**Exercise details**
Answer with one number: the count of lines in the listing below that hold the word "DOLPHIN".

**Records shown**
○ ○ ○ ○ ○ ○ ○

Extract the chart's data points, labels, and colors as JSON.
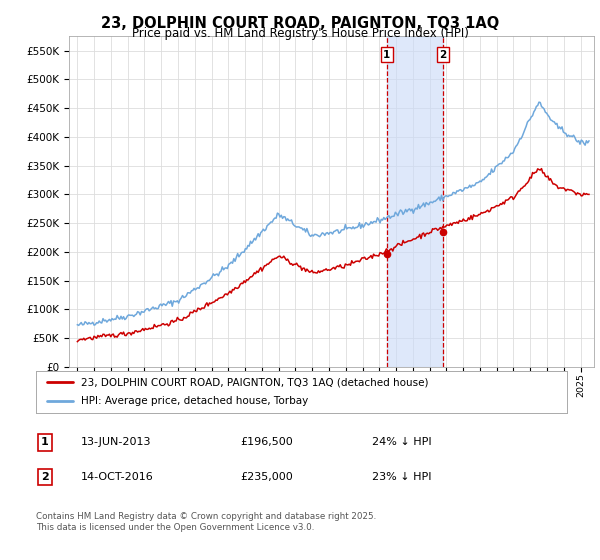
{
  "title": "23, DOLPHIN COURT ROAD, PAIGNTON, TQ3 1AQ",
  "subtitle": "Price paid vs. HM Land Registry's House Price Index (HPI)",
  "ylabel_ticks": [
    "£0",
    "£50K",
    "£100K",
    "£150K",
    "£200K",
    "£250K",
    "£300K",
    "£350K",
    "£400K",
    "£450K",
    "£500K",
    "£550K"
  ],
  "ytick_values": [
    0,
    50000,
    100000,
    150000,
    200000,
    250000,
    300000,
    350000,
    400000,
    450000,
    500000,
    550000
  ],
  "ylim": [
    0,
    575000
  ],
  "hpi_color": "#6fa8dc",
  "price_color": "#cc0000",
  "transaction1_x": 2013.45,
  "transaction1_price": 196500,
  "transaction2_x": 2016.79,
  "transaction2_price": 235000,
  "legend_line1": "23, DOLPHIN COURT ROAD, PAIGNTON, TQ3 1AQ (detached house)",
  "legend_line2": "HPI: Average price, detached house, Torbay",
  "annotation1_date": "13-JUN-2013",
  "annotation1_price": "£196,500",
  "annotation1_hpi": "24% ↓ HPI",
  "annotation2_date": "14-OCT-2016",
  "annotation2_price": "£235,000",
  "annotation2_hpi": "23% ↓ HPI",
  "footer": "Contains HM Land Registry data © Crown copyright and database right 2025.\nThis data is licensed under the Open Government Licence v3.0.",
  "background_color": "#ffffff",
  "grid_color": "#dddddd",
  "shade_color": "#c9daf8"
}
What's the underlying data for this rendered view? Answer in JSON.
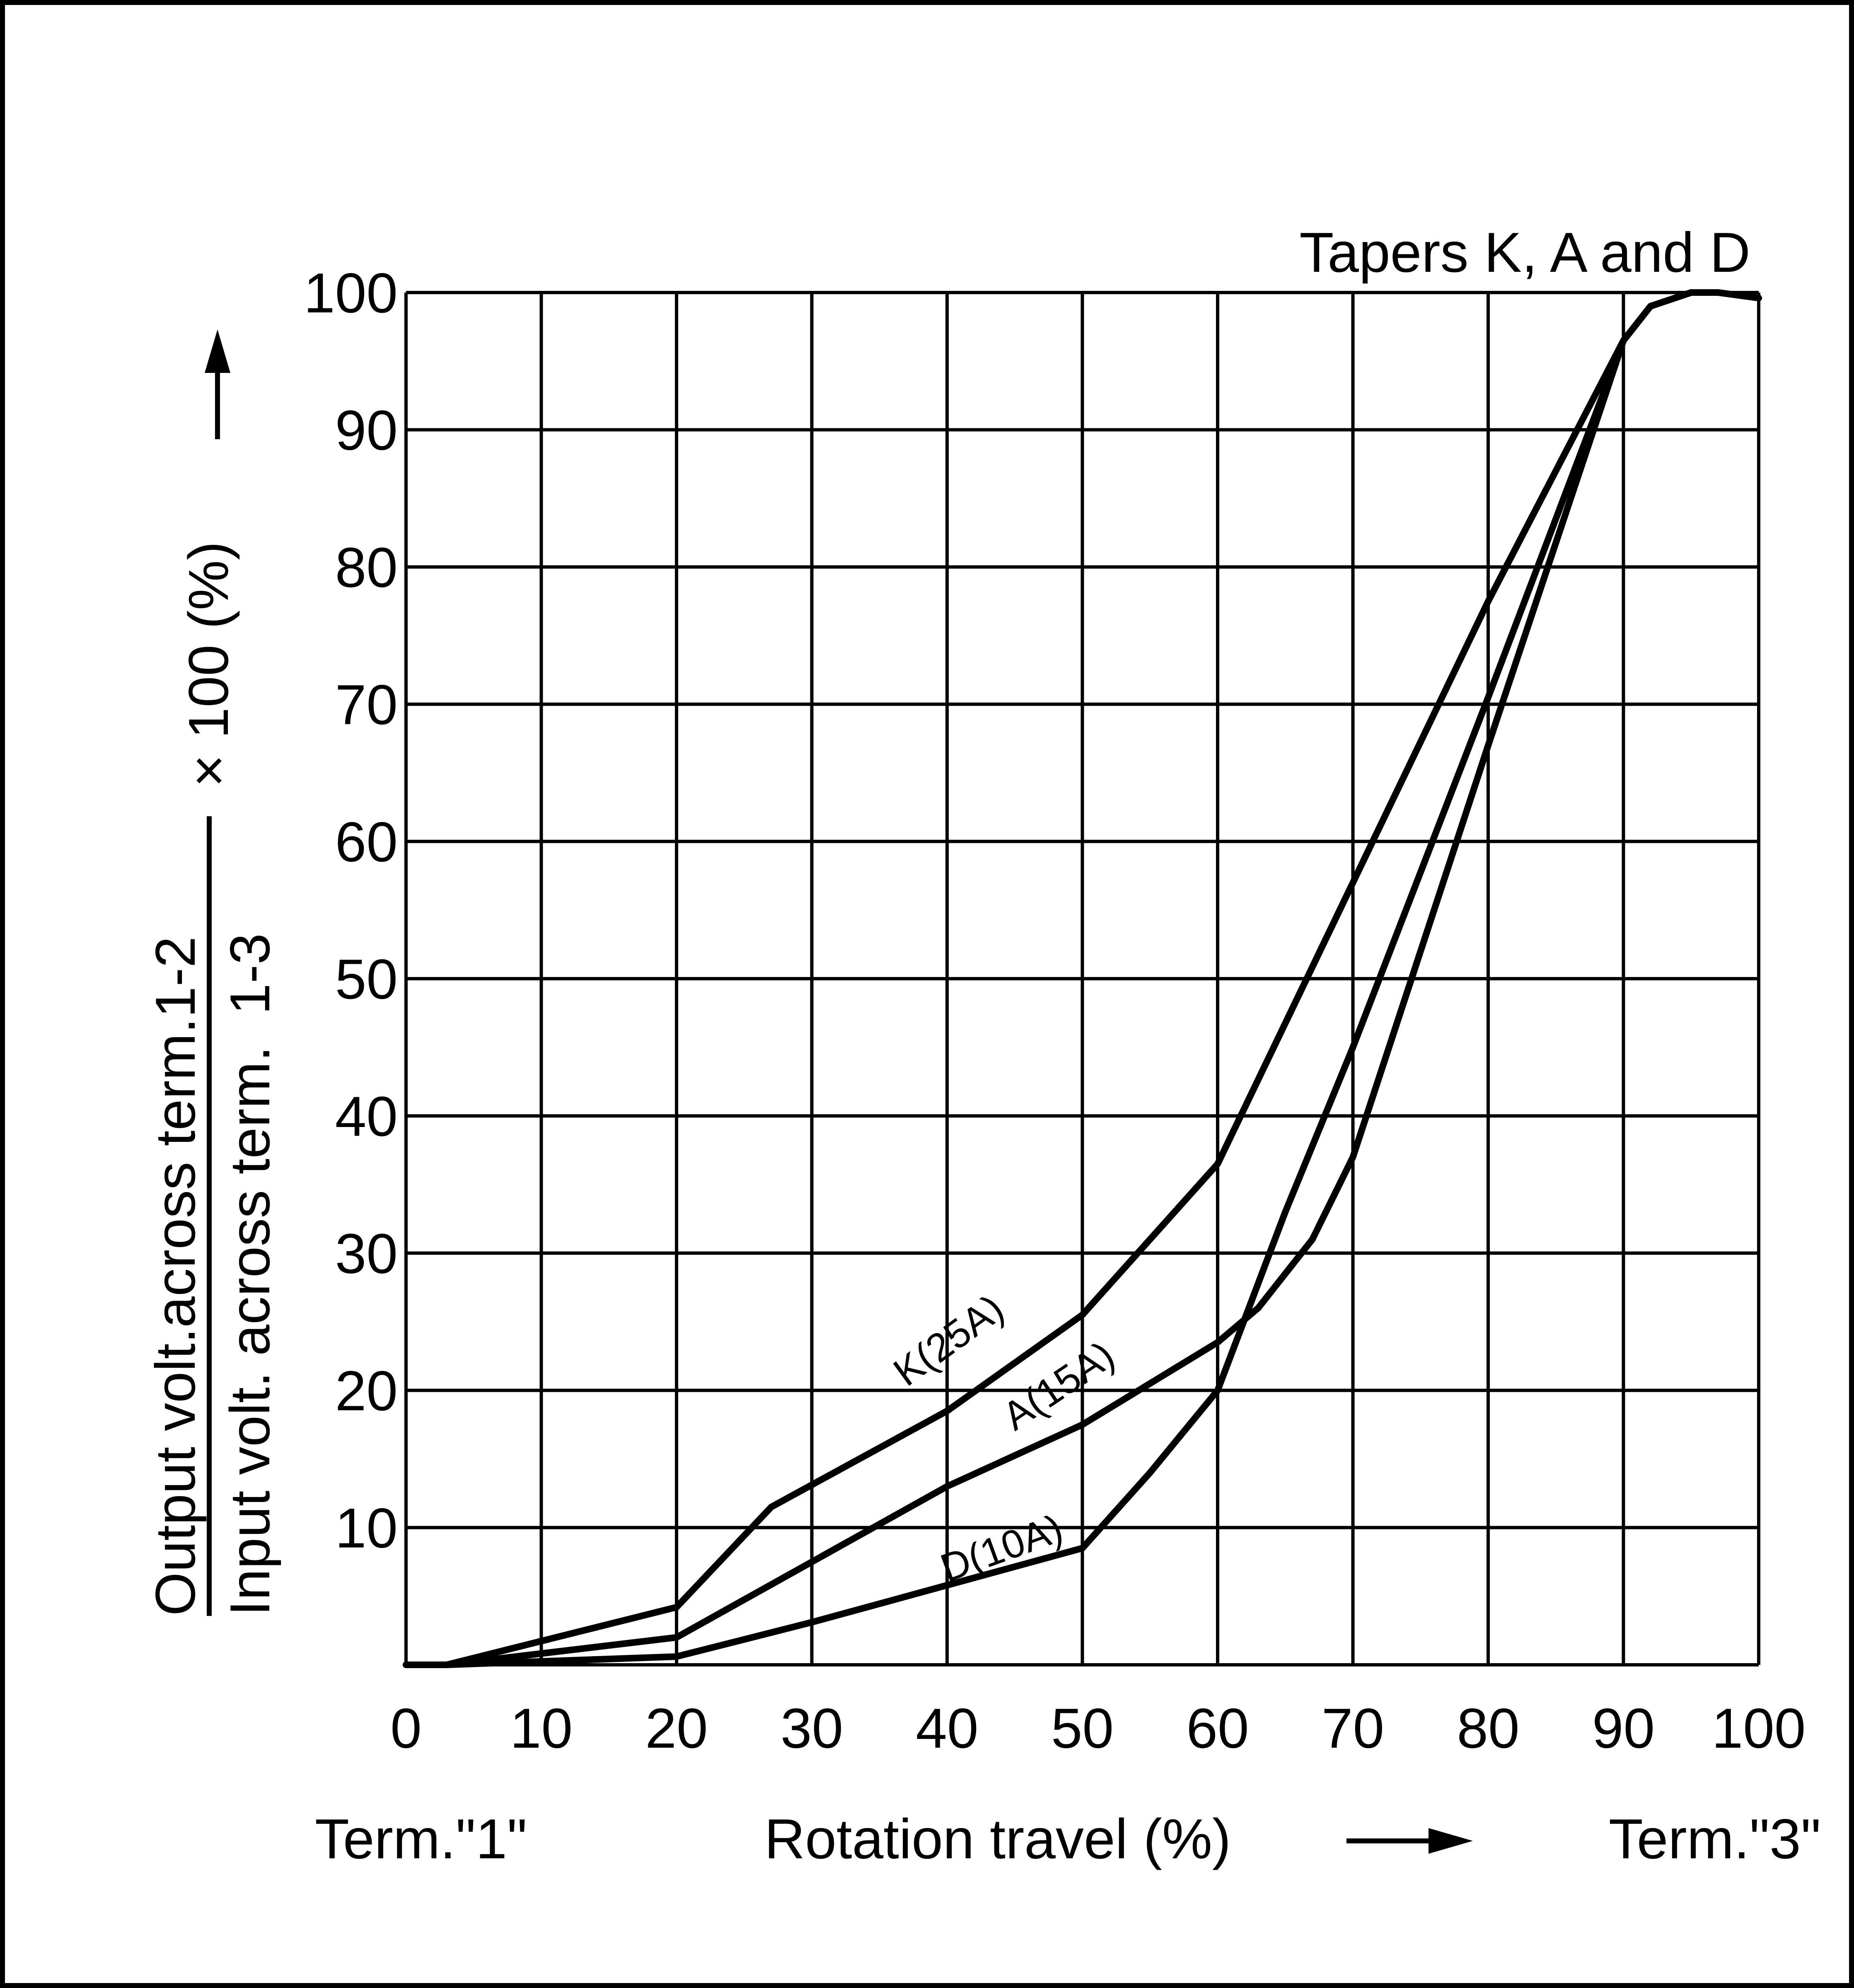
{
  "chart_data": {
    "type": "line",
    "title": "Tapers K, A and D",
    "xlabel": "Rotation travel (%)",
    "x_start_label": "Term.\"1\"",
    "x_end_label": "Term.\"3\"",
    "ylabel_numerator": "Output volt.across term.1-2",
    "ylabel_denominator": "Input volt. across term.  1-3",
    "ylabel_suffix": "× 100 (%)",
    "xlim": [
      0,
      100
    ],
    "ylim": [
      0,
      100
    ],
    "grid": true,
    "x_ticks": [
      "0",
      "10",
      "20",
      "30",
      "40",
      "50",
      "60",
      "70",
      "80",
      "90",
      "100"
    ],
    "y_ticks": [
      "10",
      "20",
      "30",
      "40",
      "50",
      "60",
      "70",
      "80",
      "90",
      "100"
    ],
    "series": [
      {
        "name": "K(25A)",
        "x": [
          0,
          3,
          20,
          27,
          40,
          50,
          60,
          70,
          80,
          90,
          92,
          95,
          97,
          100
        ],
        "y": [
          0,
          0,
          4.2,
          11.5,
          18.5,
          25.5,
          36.5,
          57,
          77.5,
          96.5,
          99,
          100,
          100,
          99.6
        ]
      },
      {
        "name": "A(15A)",
        "x": [
          0,
          3,
          20,
          30,
          40,
          50,
          60,
          63,
          67,
          70,
          75,
          80,
          90,
          92,
          95,
          97,
          100
        ],
        "y": [
          0,
          0,
          2,
          7.5,
          13,
          17.5,
          23.5,
          26,
          31,
          37,
          52,
          67,
          96.5,
          99,
          100,
          100,
          99.6
        ]
      },
      {
        "name": "D(10A)",
        "x": [
          0,
          3,
          20,
          30,
          40,
          50,
          55,
          60,
          65,
          70,
          80,
          90,
          92,
          95,
          97,
          100
        ],
        "y": [
          0,
          0,
          0.6,
          3.1,
          5.8,
          8.5,
          14,
          20,
          33,
          45,
          70.5,
          96.5,
          99,
          100,
          100,
          99.6
        ]
      }
    ]
  }
}
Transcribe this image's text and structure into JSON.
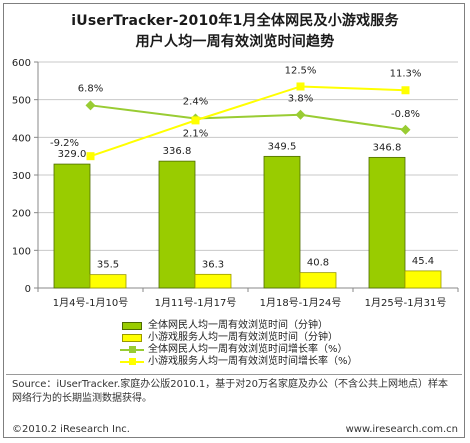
{
  "title_line1": "iUserTracker-2010年1月全体网民及小游戏服务",
  "title_line2": "用户人均一周有效浏览时间趋势",
  "colors": {
    "bar_all": "#99cc00",
    "bar_game": "#ffff00",
    "line_all": "#99cc33",
    "line_game": "#ffff00",
    "axis": "#888888"
  },
  "chart_data": {
    "type": "bar",
    "categories": [
      "1月4号-1月10号",
      "1月11号-1月17号",
      "1月18号-1月24号",
      "1月25号-1月31号"
    ],
    "ylim": [
      0,
      600
    ],
    "yticks": [
      "0",
      "100",
      "200",
      "300",
      "400",
      "500",
      "600"
    ],
    "series": [
      {
        "name": "全体网民人均一周有效浏览时间（分钟）",
        "kind": "bar",
        "values": [
          329.0,
          336.8,
          349.5,
          346.8
        ],
        "labels": [
          "329.0",
          "336.8",
          "349.5",
          "346.8"
        ]
      },
      {
        "name": "小游戏服务人均一周有效浏览时间（分钟）",
        "kind": "bar",
        "values": [
          35.5,
          36.3,
          40.8,
          45.4
        ],
        "labels": [
          "35.5",
          "36.3",
          "40.8",
          "45.4"
        ]
      },
      {
        "name": "全体网民人均一周有效浏览时间增长率（%）",
        "kind": "line",
        "values": [
          6.8,
          2.4,
          3.8,
          -0.8
        ],
        "plot_y": [
          485,
          450,
          460,
          420
        ],
        "labels": [
          "6.8%",
          "2.4%",
          "3.8%",
          "-0.8%"
        ]
      },
      {
        "name": "小游戏服务人均一周有效浏览时间增长率（%）",
        "kind": "line",
        "values": [
          -9.2,
          2.1,
          12.5,
          11.3
        ],
        "plot_y": [
          350,
          445,
          535,
          525
        ],
        "labels": [
          "-9.2%",
          "2.1%",
          "12.5%",
          "11.3%"
        ]
      }
    ]
  },
  "source_text": "Source：iUserTracker.家庭办公版2010.1，基于对20万名家庭及办公（不含公共上网地点）样本网络行为的长期监测数据获得。",
  "footer_left": "©2010.2 iResearch Inc.",
  "footer_right": "www.iresearch.com.cn"
}
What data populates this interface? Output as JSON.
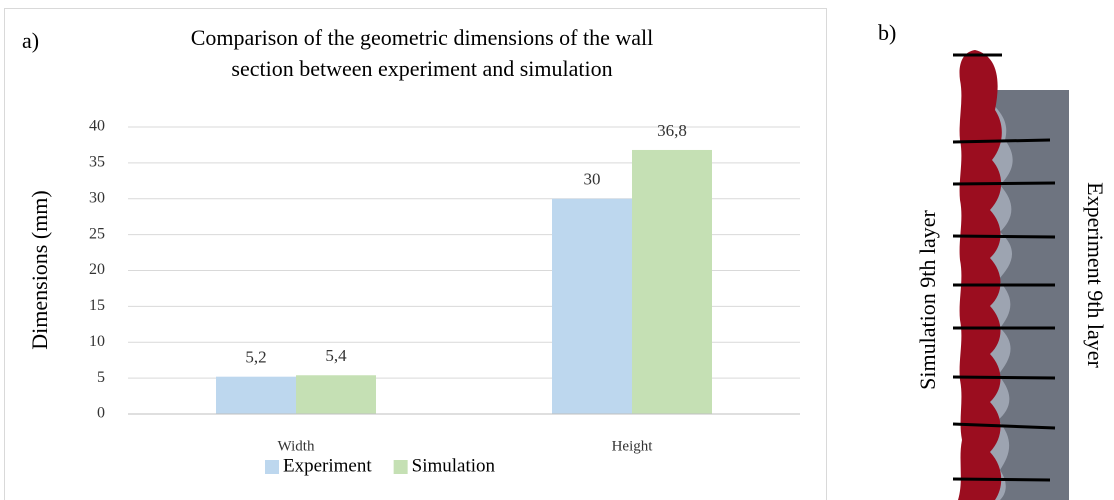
{
  "chart_data": {
    "type": "bar",
    "panel_label": "a)",
    "title": [
      "Comparison of the geometric dimensions of the wall",
      "section between experiment and simulation"
    ],
    "ylabel": "Dimensions (mm)",
    "categories": [
      "Width",
      "Height"
    ],
    "series": [
      {
        "name": "Experiment",
        "color": "#bdd7ee",
        "values": [
          5.2,
          30
        ],
        "value_labels": [
          "5,2",
          "30"
        ]
      },
      {
        "name": "Simulation",
        "color": "#c5e0b4",
        "values": [
          5.4,
          36.8
        ],
        "value_labels": [
          "5,4",
          "36,8"
        ]
      }
    ],
    "ylim": [
      0,
      40
    ],
    "yticks": [
      0,
      5,
      10,
      15,
      20,
      25,
      30,
      35,
      40
    ],
    "grid": true,
    "legend": "bottom"
  },
  "image_panel": {
    "panel_label": "b)",
    "left_label": "Simulation 9th layer",
    "right_label": "Experiment 9th layer"
  }
}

○ ○ ○ ○ ○ ○ ○

**Worked answer**
2